--- TASK INPUTS ---

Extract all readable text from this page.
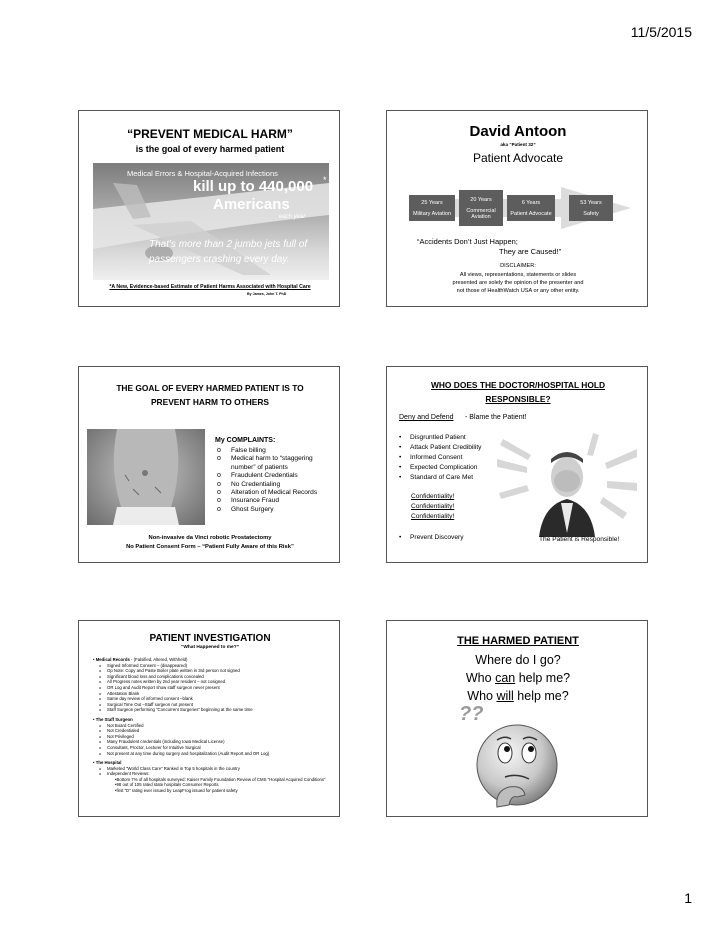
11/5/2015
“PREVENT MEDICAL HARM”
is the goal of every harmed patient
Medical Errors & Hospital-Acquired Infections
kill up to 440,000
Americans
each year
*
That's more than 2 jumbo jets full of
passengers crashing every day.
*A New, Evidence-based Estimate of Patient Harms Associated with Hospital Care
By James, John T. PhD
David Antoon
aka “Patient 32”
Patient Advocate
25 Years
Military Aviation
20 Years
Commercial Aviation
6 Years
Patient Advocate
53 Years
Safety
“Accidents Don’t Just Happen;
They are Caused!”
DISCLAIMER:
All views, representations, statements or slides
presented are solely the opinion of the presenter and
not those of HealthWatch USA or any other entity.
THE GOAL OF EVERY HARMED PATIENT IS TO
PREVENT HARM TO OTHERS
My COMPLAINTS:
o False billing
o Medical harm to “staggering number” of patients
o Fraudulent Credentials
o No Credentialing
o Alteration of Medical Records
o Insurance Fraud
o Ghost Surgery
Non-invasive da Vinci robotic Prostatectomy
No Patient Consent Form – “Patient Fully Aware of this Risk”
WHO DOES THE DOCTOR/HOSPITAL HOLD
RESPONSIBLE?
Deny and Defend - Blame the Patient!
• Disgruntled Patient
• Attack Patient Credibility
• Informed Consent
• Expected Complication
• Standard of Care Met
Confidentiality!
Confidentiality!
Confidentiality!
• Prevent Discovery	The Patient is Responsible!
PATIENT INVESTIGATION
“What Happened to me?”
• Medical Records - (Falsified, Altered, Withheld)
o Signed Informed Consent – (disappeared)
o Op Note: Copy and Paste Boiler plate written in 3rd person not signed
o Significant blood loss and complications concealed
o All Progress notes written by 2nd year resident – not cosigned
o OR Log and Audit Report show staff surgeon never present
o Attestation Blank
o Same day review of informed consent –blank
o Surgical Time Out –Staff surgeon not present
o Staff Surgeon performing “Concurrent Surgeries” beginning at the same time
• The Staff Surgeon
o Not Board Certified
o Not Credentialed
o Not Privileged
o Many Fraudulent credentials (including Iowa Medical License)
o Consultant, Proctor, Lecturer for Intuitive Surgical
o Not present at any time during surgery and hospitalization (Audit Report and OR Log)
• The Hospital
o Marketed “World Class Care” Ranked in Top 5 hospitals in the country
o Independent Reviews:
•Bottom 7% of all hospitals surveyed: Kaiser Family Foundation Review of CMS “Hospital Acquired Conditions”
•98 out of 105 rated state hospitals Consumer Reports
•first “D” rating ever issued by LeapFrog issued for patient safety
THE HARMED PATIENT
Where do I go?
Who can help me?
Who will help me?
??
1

---

* **TASK DESCRIPTION**
What you hand back should match the entries above exactly, except that no picture appears.

* **SOLUTION FOR THIS TASK**
Extract all readable text from this page.
11/5/2015
“PREVENT MEDICAL HARM”
is the goal of every harmed patient
Medical Errors & Hospital-Acquired Infections
kill up to 440,000
Americans
each year
*
That's more than 2 jumbo jets full of
passengers crashing every day.
*A New, Evidence-based Estimate of Patient Harms Associated with Hospital Care
By James, John T. PhD
David Antoon
aka “Patient 32”
Patient Advocate
25 Years
Military Aviation
20 Years
Commercial Aviation
6 Years
Patient Advocate
53 Years
Safety
“Accidents Don’t Just Happen;
They are Caused!”
DISCLAIMER:
All views, representations, statements or slides
presented are solely the opinion of the presenter and
not those of HealthWatch USA or any other entity.
THE GOAL OF EVERY HARMED PATIENT IS TO
PREVENT HARM TO OTHERS
My COMPLAINTS:
o False billing
o Medical harm to “staggering number” of patients
o Fraudulent Credentials
o No Credentialing
o Alteration of Medical Records
o Insurance Fraud
o Ghost Surgery
Non-invasive da Vinci robotic Prostatectomy
No Patient Consent Form – “Patient Fully Aware of this Risk”
WHO DOES THE DOCTOR/HOSPITAL HOLD
RESPONSIBLE?
Deny and Defend - Blame the Patient!
• Disgruntled Patient
• Attack Patient Credibility
• Informed Consent
• Expected Complication
• Standard of Care Met
Confidentiality!
Confidentiality!
Confidentiality!
• Prevent Discovery	The Patient is Responsible!
PATIENT INVESTIGATION
“What Happened to me?”
• Medical Records - (Falsified, Altered, Withheld)
o Signed Informed Consent – (disappeared)
o Op Note: Copy and Paste Boiler plate written in 3rd person not signed
o Significant blood loss and complications concealed
o All Progress notes written by 2nd year resident – not cosigned
o OR Log and Audit Report show staff surgeon never present
o Attestation Blank
o Same day review of informed consent –blank
o Surgical Time Out –Staff surgeon not present
o Staff Surgeon performing “Concurrent Surgeries” beginning at the same time
• The Staff Surgeon
o Not Board Certified
o Not Credentialed
o Not Privileged
o Many Fraudulent credentials (including Iowa Medical License)
o Consultant, Proctor, Lecturer for Intuitive Surgical
o Not present at any time during surgery and hospitalization (Audit Report and OR Log)
• The Hospital
o Marketed “World Class Care” Ranked in Top 5 hospitals in the country
o Independent Reviews:
•Bottom 7% of all hospitals surveyed: Kaiser Family Foundation Review of CMS “Hospital Acquired Conditions”
•98 out of 105 rated state hospitals Consumer Reports
•first “D” rating ever issued by LeapFrog issued for patient safety
THE HARMED PATIENT
Where do I go?
Who can help me?
Who will help me?
??
1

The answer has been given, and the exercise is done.